Set exercise: Write out the records below word for word, please.

Listing:
━━━━

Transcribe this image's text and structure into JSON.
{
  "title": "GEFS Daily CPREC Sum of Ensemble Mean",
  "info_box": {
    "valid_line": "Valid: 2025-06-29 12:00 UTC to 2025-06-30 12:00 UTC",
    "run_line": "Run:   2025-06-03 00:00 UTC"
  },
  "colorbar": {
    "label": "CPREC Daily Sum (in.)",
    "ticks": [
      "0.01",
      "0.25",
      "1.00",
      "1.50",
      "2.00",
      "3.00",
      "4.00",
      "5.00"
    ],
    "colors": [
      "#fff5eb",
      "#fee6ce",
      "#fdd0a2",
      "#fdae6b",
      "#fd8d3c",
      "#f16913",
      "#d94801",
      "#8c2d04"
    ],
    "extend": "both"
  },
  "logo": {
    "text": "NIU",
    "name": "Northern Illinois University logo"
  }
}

━━━━

Exercise solution:
Transcribe this image's text and structure into JSON.
{
  "title": "GEFS Daily CPREC Sum of Ensemble Mean",
  "info_box": {
    "valid_line": "Valid: 2025-06-29 12:00 UTC to 2025-06-30 12:00 UTC",
    "run_line": "Run:   2025-06-03 00:00 UTC"
  },
  "colorbar": {
    "label": "CPREC Daily Sum (in.)",
    "ticks": [
      "0.01",
      "0.25",
      "1.00",
      "1.50",
      "2.00",
      "3.00",
      "4.00",
      "5.00"
    ],
    "colors": [
      "#fff5eb",
      "#fee6ce",
      "#fdd0a2",
      "#fdae6b",
      "#fd8d3c",
      "#f16913",
      "#d94801",
      "#8c2d04"
    ],
    "extend": "both"
  },
  "logo": {
    "text": "NIU",
    "name": "Northern Illinois University logo"
  }
}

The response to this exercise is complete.